===== Excerpted records

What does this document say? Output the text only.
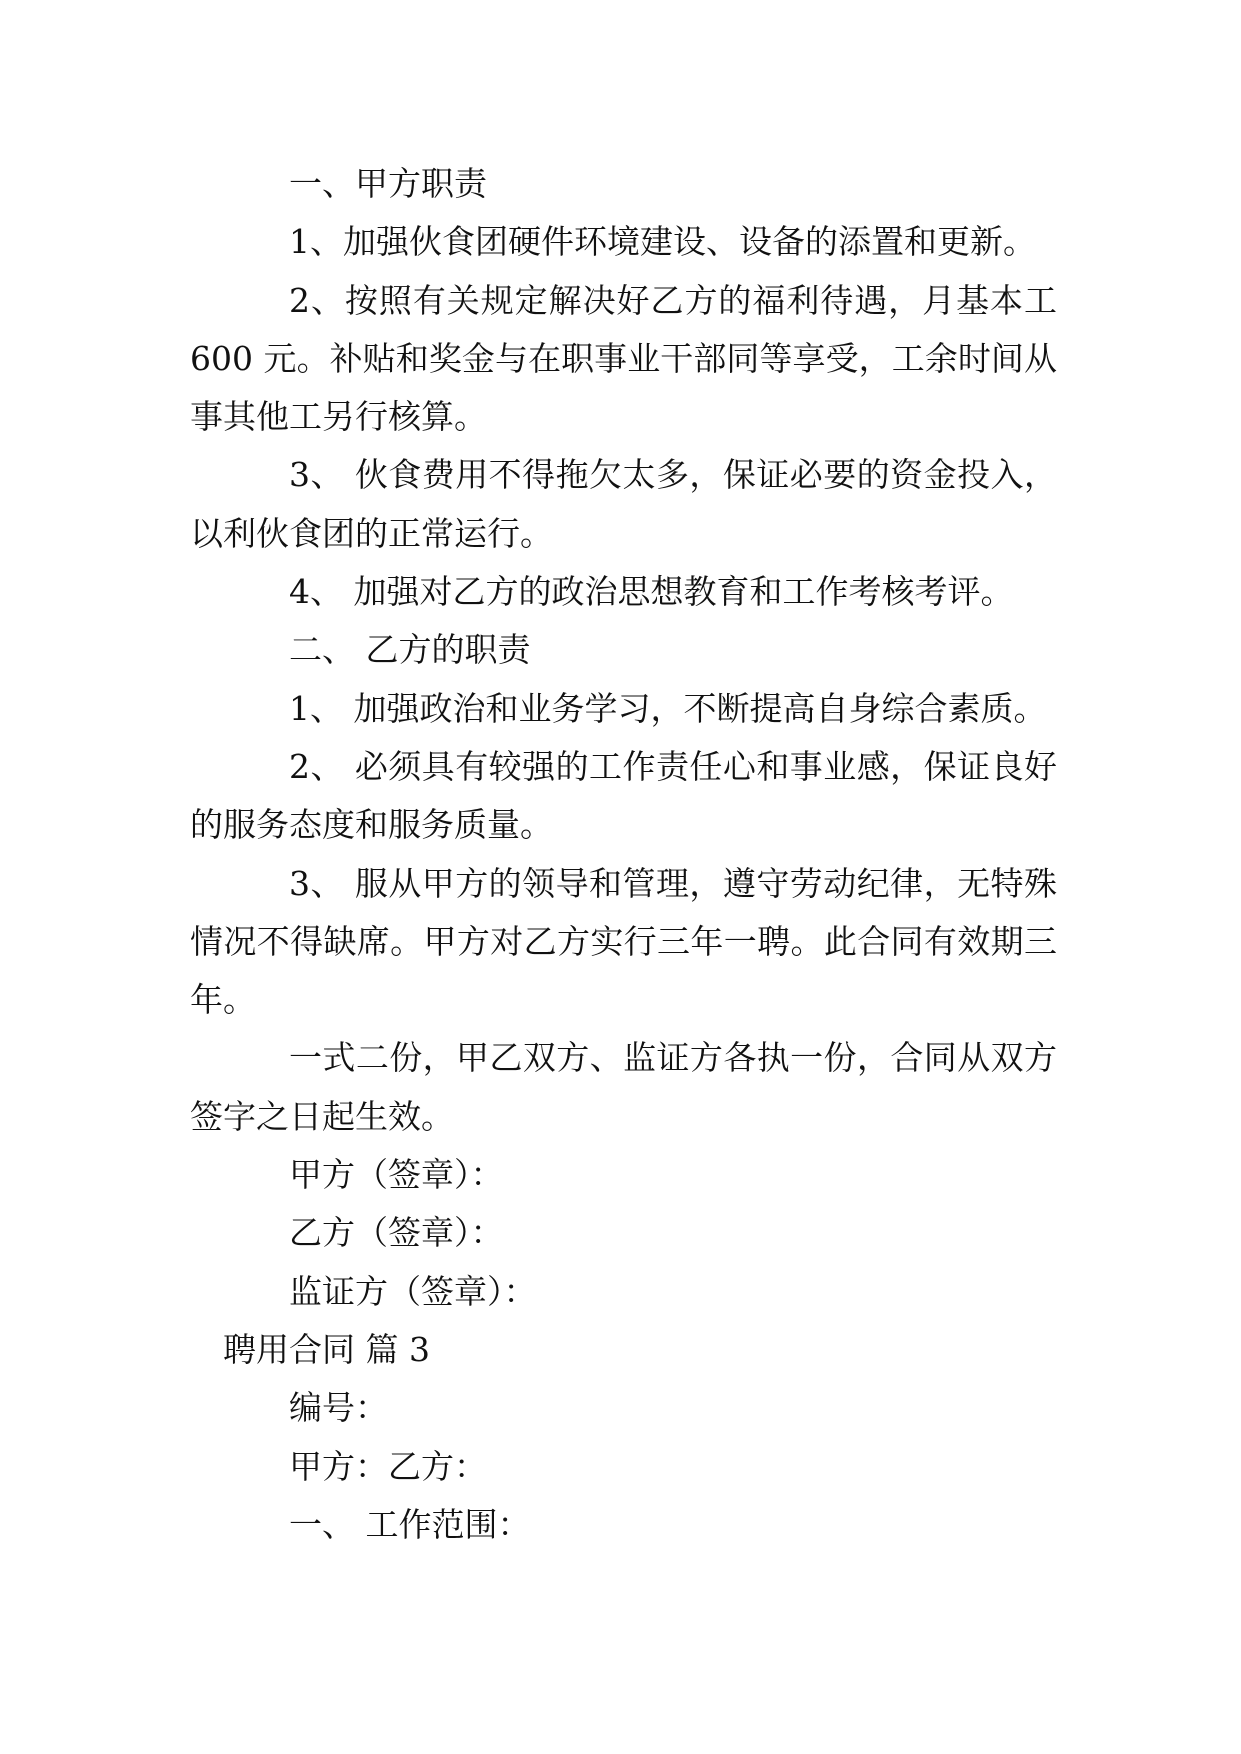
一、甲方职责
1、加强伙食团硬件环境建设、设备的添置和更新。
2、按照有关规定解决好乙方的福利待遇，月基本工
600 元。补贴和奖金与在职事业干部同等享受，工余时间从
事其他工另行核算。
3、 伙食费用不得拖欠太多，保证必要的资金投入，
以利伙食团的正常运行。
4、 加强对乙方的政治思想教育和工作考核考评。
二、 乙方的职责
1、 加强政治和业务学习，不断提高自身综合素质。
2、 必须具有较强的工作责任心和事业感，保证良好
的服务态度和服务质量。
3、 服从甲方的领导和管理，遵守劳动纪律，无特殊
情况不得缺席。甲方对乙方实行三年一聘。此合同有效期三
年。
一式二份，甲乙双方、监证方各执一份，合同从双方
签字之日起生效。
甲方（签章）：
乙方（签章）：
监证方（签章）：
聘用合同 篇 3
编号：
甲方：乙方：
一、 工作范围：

==========

Make an exact copy of the records above, with the pictures left out.

Result:
What does this document say? Output the text only.
一、甲方职责
1、加强伙食团硬件环境建设、设备的添置和更新。
2、按照有关规定解决好乙方的福利待遇，月基本工
600 元。补贴和奖金与在职事业干部同等享受，工余时间从
事其他工另行核算。
3、 伙食费用不得拖欠太多，保证必要的资金投入，
以利伙食团的正常运行。
4、 加强对乙方的政治思想教育和工作考核考评。
二、 乙方的职责
1、 加强政治和业务学习，不断提高自身综合素质。
2、 必须具有较强的工作责任心和事业感，保证良好
的服务态度和服务质量。
3、 服从甲方的领导和管理，遵守劳动纪律，无特殊
情况不得缺席。甲方对乙方实行三年一聘。此合同有效期三
年。
一式二份，甲乙双方、监证方各执一份，合同从双方
签字之日起生效。
甲方（签章）：
乙方（签章）：
监证方（签章）：
聘用合同 篇 3
编号：
甲方：乙方：
一、 工作范围：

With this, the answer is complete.